==== ENTRIES

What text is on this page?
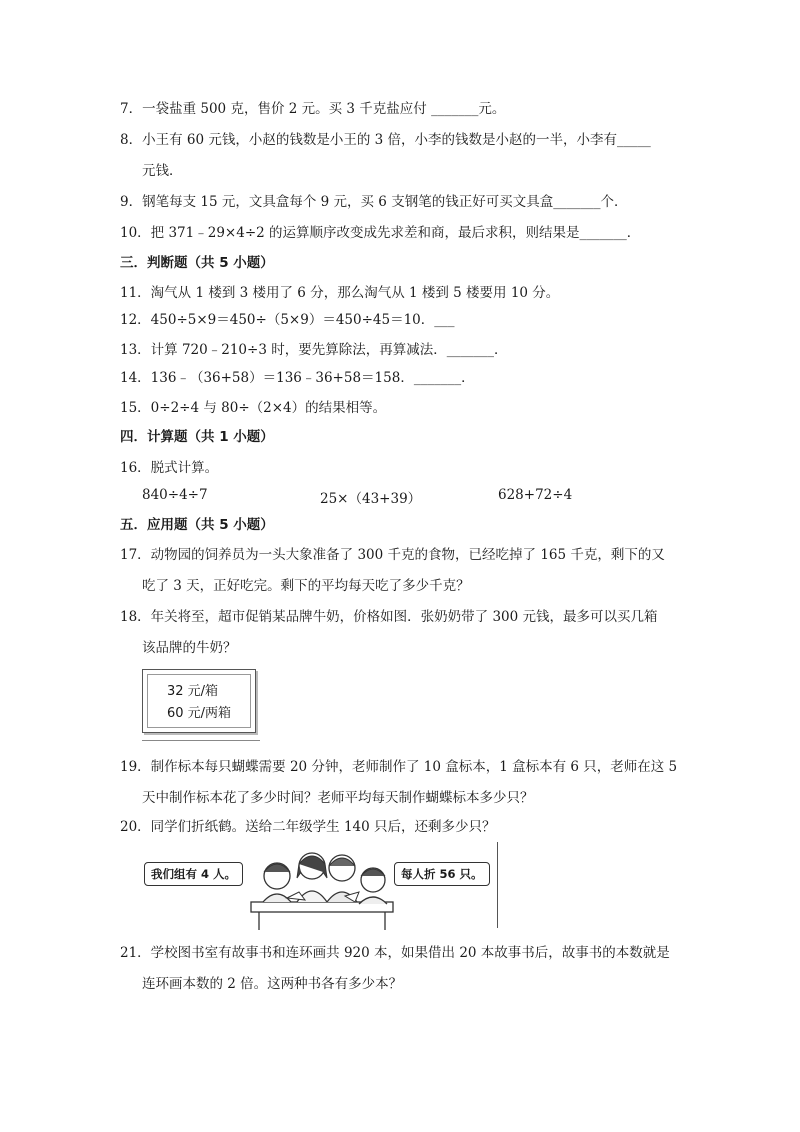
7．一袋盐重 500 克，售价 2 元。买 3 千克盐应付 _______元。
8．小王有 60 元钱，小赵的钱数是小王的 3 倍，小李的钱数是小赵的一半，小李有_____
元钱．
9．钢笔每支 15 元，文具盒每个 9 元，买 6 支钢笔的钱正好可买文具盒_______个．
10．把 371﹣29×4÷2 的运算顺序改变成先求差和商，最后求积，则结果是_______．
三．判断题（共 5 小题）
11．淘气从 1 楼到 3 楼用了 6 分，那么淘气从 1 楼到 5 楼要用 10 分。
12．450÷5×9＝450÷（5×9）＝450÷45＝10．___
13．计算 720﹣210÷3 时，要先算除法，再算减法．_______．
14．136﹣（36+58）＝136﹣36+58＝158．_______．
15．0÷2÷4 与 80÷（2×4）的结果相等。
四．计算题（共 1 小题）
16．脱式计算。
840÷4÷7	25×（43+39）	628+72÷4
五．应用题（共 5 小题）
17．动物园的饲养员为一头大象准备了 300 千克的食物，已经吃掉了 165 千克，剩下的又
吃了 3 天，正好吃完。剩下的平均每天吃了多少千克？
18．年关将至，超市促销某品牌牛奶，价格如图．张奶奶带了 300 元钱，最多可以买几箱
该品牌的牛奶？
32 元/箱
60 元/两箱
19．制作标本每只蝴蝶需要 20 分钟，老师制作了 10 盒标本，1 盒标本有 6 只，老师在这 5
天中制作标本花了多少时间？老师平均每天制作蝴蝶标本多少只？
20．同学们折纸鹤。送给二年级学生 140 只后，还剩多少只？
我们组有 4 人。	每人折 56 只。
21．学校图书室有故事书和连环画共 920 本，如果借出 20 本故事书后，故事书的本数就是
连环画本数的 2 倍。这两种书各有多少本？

========

Omitting all images, retype each line of the records precisely.

What text is on this page?
7．一袋盐重 500 克，售价 2 元。买 3 千克盐应付 _______元。
8．小王有 60 元钱，小赵的钱数是小王的 3 倍，小李的钱数是小赵的一半，小李有_____
元钱．
9．钢笔每支 15 元，文具盒每个 9 元，买 6 支钢笔的钱正好可买文具盒_______个．
10．把 371﹣29×4÷2 的运算顺序改变成先求差和商，最后求积，则结果是_______．
三．判断题（共 5 小题）
11．淘气从 1 楼到 3 楼用了 6 分，那么淘气从 1 楼到 5 楼要用 10 分。
12．450÷5×9＝450÷（5×9）＝450÷45＝10．___
13．计算 720﹣210÷3 时，要先算除法，再算减法．_______．
14．136﹣（36+58）＝136﹣36+58＝158．_______．
15．0÷2÷4 与 80÷（2×4）的结果相等。
四．计算题（共 1 小题）
16．脱式计算。
840÷4÷7	25×（43+39）	628+72÷4
五．应用题（共 5 小题）
17．动物园的饲养员为一头大象准备了 300 千克的食物，已经吃掉了 165 千克，剩下的又
吃了 3 天，正好吃完。剩下的平均每天吃了多少千克？
18．年关将至，超市促销某品牌牛奶，价格如图．张奶奶带了 300 元钱，最多可以买几箱
该品牌的牛奶？
32 元/箱
60 元/两箱
19．制作标本每只蝴蝶需要 20 分钟，老师制作了 10 盒标本，1 盒标本有 6 只，老师在这 5
天中制作标本花了多少时间？老师平均每天制作蝴蝶标本多少只？
20．同学们折纸鹤。送给二年级学生 140 只后，还剩多少只？
我们组有 4 人。	每人折 56 只。
21．学校图书室有故事书和连环画共 920 本，如果借出 20 本故事书后，故事书的本数就是
连环画本数的 2 倍。这两种书各有多少本？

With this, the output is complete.